-------- LISTING

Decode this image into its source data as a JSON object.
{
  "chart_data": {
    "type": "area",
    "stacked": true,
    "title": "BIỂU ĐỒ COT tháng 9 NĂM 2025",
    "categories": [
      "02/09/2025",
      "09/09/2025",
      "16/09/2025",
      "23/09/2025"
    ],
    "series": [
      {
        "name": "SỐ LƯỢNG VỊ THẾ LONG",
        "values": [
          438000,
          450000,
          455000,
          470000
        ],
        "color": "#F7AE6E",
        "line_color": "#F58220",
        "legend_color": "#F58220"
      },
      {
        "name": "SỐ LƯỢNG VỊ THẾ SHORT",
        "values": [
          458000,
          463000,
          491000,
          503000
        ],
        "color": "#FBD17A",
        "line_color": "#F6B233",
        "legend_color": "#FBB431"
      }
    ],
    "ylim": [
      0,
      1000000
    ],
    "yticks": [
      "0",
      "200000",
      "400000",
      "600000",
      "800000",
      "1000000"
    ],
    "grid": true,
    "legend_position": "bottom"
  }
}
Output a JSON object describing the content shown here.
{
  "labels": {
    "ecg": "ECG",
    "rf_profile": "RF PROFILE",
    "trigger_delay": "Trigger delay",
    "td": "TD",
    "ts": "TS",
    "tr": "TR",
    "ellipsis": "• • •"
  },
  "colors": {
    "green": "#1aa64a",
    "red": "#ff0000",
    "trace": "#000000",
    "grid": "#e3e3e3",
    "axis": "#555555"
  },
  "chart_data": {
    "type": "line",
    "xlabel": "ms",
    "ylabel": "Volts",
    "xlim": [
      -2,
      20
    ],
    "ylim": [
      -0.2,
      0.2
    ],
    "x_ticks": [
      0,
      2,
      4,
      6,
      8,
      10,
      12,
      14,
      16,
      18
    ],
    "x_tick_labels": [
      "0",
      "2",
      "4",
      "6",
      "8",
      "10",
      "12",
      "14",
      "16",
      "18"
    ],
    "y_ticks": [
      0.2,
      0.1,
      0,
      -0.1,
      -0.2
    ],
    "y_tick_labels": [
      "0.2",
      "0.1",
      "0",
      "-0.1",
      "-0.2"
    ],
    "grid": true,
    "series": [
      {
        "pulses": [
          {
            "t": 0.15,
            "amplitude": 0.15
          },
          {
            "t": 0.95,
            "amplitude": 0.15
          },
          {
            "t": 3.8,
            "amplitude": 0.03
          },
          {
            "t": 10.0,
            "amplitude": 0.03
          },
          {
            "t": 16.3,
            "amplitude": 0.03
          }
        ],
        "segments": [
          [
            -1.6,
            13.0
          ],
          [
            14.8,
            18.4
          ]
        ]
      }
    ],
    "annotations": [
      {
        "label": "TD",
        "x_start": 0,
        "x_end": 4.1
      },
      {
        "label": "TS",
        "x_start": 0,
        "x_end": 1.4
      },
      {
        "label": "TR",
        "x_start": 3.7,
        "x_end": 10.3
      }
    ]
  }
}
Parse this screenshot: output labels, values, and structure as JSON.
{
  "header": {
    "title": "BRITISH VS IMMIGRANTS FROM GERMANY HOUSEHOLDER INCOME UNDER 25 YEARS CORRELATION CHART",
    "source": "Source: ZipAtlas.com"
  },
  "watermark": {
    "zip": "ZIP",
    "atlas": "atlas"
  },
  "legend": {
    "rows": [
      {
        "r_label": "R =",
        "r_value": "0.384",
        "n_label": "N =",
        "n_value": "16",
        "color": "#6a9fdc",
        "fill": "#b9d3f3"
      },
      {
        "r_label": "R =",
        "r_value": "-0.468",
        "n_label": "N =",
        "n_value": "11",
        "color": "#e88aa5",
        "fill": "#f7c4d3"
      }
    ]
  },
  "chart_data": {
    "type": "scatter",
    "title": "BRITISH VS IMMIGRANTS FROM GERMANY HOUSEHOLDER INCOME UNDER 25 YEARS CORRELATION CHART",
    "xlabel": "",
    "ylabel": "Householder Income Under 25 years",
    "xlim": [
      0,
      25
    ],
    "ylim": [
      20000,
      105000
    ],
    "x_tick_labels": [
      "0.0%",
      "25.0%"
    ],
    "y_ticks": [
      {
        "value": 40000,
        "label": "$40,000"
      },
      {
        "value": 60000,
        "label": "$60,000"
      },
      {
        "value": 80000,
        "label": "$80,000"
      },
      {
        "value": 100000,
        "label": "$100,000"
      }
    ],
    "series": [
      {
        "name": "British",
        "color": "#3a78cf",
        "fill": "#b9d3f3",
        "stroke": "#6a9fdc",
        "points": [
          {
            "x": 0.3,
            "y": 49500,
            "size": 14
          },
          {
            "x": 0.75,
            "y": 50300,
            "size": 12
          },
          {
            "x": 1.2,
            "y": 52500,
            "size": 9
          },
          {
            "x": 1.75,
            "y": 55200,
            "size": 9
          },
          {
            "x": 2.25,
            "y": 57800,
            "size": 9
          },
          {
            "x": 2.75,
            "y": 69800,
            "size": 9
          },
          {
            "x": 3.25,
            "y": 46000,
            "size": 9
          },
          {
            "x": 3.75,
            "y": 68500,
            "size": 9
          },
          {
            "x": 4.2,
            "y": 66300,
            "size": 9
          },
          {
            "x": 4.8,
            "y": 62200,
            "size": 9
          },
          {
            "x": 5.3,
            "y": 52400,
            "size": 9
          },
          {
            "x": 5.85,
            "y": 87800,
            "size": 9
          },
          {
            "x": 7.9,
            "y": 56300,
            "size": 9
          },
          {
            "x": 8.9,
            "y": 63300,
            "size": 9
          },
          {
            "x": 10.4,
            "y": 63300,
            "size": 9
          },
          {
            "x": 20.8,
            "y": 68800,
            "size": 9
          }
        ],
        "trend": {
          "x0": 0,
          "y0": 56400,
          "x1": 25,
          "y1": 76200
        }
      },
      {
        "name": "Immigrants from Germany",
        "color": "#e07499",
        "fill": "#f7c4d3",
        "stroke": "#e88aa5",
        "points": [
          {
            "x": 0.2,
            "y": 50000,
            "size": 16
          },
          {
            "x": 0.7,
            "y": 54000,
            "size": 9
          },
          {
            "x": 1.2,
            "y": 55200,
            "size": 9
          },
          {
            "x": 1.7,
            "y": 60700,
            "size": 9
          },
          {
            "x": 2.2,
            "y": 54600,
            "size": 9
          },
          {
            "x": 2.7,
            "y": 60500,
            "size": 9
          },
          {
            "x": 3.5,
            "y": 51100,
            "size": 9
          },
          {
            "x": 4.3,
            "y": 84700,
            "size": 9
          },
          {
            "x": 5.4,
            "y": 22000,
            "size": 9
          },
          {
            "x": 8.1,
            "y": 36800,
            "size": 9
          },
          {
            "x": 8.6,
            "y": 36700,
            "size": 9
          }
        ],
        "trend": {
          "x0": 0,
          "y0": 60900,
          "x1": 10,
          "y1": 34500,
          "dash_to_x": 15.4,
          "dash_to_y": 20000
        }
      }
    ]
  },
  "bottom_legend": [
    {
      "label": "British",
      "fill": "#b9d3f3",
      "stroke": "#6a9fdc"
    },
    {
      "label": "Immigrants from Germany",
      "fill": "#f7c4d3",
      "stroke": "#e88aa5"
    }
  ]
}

----------------

== WORK TO COMPLETE ==
Each line of the listing above should be output exactly.

== WRITTEN ANSWER ==
Decode this image into its source data as a JSON object.
{
  "chart_data": {
    "type": "area",
    "stacked": true,
    "title": "BIỂU ĐỒ COT tháng 9 NĂM 2025",
    "categories": [
      "02/09/2025",
      "09/09/2025",
      "16/09/2025",
      "23/09/2025"
    ],
    "series": [
      {
        "name": "SỐ LƯỢNG VỊ THẾ LONG",
        "values": [
          438000,
          450000,
          455000,
          470000
        ],
        "color": "#F7AE6E",
        "line_color": "#F58220",
        "legend_color": "#F58220"
      },
      {
        "name": "SỐ LƯỢNG VỊ THẾ SHORT",
        "values": [
          458000,
          463000,
          491000,
          503000
        ],
        "color": "#FBD17A",
        "line_color": "#F6B233",
        "legend_color": "#FBB431"
      }
    ],
    "ylim": [
      0,
      1000000
    ],
    "yticks": [
      "0",
      "200000",
      "400000",
      "600000",
      "800000",
      "1000000"
    ],
    "grid": true,
    "legend_position": "bottom"
  }
}
Output a JSON object describing the content shown here.
{
  "labels": {
    "ecg": "ECG",
    "rf_profile": "RF PROFILE",
    "trigger_delay": "Trigger delay",
    "td": "TD",
    "ts": "TS",
    "tr": "TR",
    "ellipsis": "• • •"
  },
  "colors": {
    "green": "#1aa64a",
    "red": "#ff0000",
    "trace": "#000000",
    "grid": "#e3e3e3",
    "axis": "#555555"
  },
  "chart_data": {
    "type": "line",
    "xlabel": "ms",
    "ylabel": "Volts",
    "xlim": [
      -2,
      20
    ],
    "ylim": [
      -0.2,
      0.2
    ],
    "x_ticks": [
      0,
      2,
      4,
      6,
      8,
      10,
      12,
      14,
      16,
      18
    ],
    "x_tick_labels": [
      "0",
      "2",
      "4",
      "6",
      "8",
      "10",
      "12",
      "14",
      "16",
      "18"
    ],
    "y_ticks": [
      0.2,
      0.1,
      0,
      -0.1,
      -0.2
    ],
    "y_tick_labels": [
      "0.2",
      "0.1",
      "0",
      "-0.1",
      "-0.2"
    ],
    "grid": true,
    "series": [
      {
        "pulses": [
          {
            "t": 0.15,
            "amplitude": 0.15
          },
          {
            "t": 0.95,
            "amplitude": 0.15
          },
          {
            "t": 3.8,
            "amplitude": 0.03
          },
          {
            "t": 10.0,
            "amplitude": 0.03
          },
          {
            "t": 16.3,
            "amplitude": 0.03
          }
        ],
        "segments": [
          [
            -1.6,
            13.0
          ],
          [
            14.8,
            18.4
          ]
        ]
      }
    ],
    "annotations": [
      {
        "label": "TD",
        "x_start": 0,
        "x_end": 4.1
      },
      {
        "label": "TS",
        "x_start": 0,
        "x_end": 1.4
      },
      {
        "label": "TR",
        "x_start": 3.7,
        "x_end": 10.3
      }
    ]
  }
}
Parse this screenshot: output labels, values, and structure as JSON.
{
  "header": {
    "title": "BRITISH VS IMMIGRANTS FROM GERMANY HOUSEHOLDER INCOME UNDER 25 YEARS CORRELATION CHART",
    "source": "Source: ZipAtlas.com"
  },
  "watermark": {
    "zip": "ZIP",
    "atlas": "atlas"
  },
  "legend": {
    "rows": [
      {
        "r_label": "R =",
        "r_value": "0.384",
        "n_label": "N =",
        "n_value": "16",
        "color": "#6a9fdc",
        "fill": "#b9d3f3"
      },
      {
        "r_label": "R =",
        "r_value": "-0.468",
        "n_label": "N =",
        "n_value": "11",
        "color": "#e88aa5",
        "fill": "#f7c4d3"
      }
    ]
  },
  "chart_data": {
    "type": "scatter",
    "title": "BRITISH VS IMMIGRANTS FROM GERMANY HOUSEHOLDER INCOME UNDER 25 YEARS CORRELATION CHART",
    "xlabel": "",
    "ylabel": "Householder Income Under 25 years",
    "xlim": [
      0,
      25
    ],
    "ylim": [
      20000,
      105000
    ],
    "x_tick_labels": [
      "0.0%",
      "25.0%"
    ],
    "y_ticks": [
      {
        "value": 40000,
        "label": "$40,000"
      },
      {
        "value": 60000,
        "label": "$60,000"
      },
      {
        "value": 80000,
        "label": "$80,000"
      },
      {
        "value": 100000,
        "label": "$100,000"
      }
    ],
    "series": [
      {
        "name": "British",
        "color": "#3a78cf",
        "fill": "#b9d3f3",
        "stroke": "#6a9fdc",
        "points": [
          {
            "x": 0.3,
            "y": 49500,
            "size": 14
          },
          {
            "x": 0.75,
            "y": 50300,
            "size": 12
          },
          {
            "x": 1.2,
            "y": 52500,
            "size": 9
          },
          {
            "x": 1.75,
            "y": 55200,
            "size": 9
          },
          {
            "x": 2.25,
            "y": 57800,
            "size": 9
          },
          {
            "x": 2.75,
            "y": 69800,
            "size": 9
          },
          {
            "x": 3.25,
            "y": 46000,
            "size": 9
          },
          {
            "x": 3.75,
            "y": 68500,
            "size": 9
          },
          {
            "x": 4.2,
            "y": 66300,
            "size": 9
          },
          {
            "x": 4.8,
            "y": 62200,
            "size": 9
          },
          {
            "x": 5.3,
            "y": 52400,
            "size": 9
          },
          {
            "x": 5.85,
            "y": 87800,
            "size": 9
          },
          {
            "x": 7.9,
            "y": 56300,
            "size": 9
          },
          {
            "x": 8.9,
            "y": 63300,
            "size": 9
          },
          {
            "x": 10.4,
            "y": 63300,
            "size": 9
          },
          {
            "x": 20.8,
            "y": 68800,
            "size": 9
          }
        ],
        "trend": {
          "x0": 0,
          "y0": 56400,
          "x1": 25,
          "y1": 76200
        }
      },
      {
        "name": "Immigrants from Germany",
        "color": "#e07499",
        "fill": "#f7c4d3",
        "stroke": "#e88aa5",
        "points": [
          {
            "x": 0.2,
            "y": 50000,
            "size": 16
          },
          {
            "x": 0.7,
            "y": 54000,
            "size": 9
          },
          {
            "x": 1.2,
            "y": 55200,
            "size": 9
          },
          {
            "x": 1.7,
            "y": 60700,
            "size": 9
          },
          {
            "x": 2.2,
            "y": 54600,
            "size": 9
          },
          {
            "x": 2.7,
            "y": 60500,
            "size": 9
          },
          {
            "x": 3.5,
            "y": 51100,
            "size": 9
          },
          {
            "x": 4.3,
            "y": 84700,
            "size": 9
          },
          {
            "x": 5.4,
            "y": 22000,
            "size": 9
          },
          {
            "x": 8.1,
            "y": 36800,
            "size": 9
          },
          {
            "x": 8.6,
            "y": 36700,
            "size": 9
          }
        ],
        "trend": {
          "x0": 0,
          "y0": 60900,
          "x1": 10,
          "y1": 34500,
          "dash_to_x": 15.4,
          "dash_to_y": 20000
        }
      }
    ]
  },
  "bottom_legend": [
    {
      "label": "British",
      "fill": "#b9d3f3",
      "stroke": "#6a9fdc"
    },
    {
      "label": "Immigrants from Germany",
      "fill": "#f7c4d3",
      "stroke": "#e88aa5"
    }
  ]
}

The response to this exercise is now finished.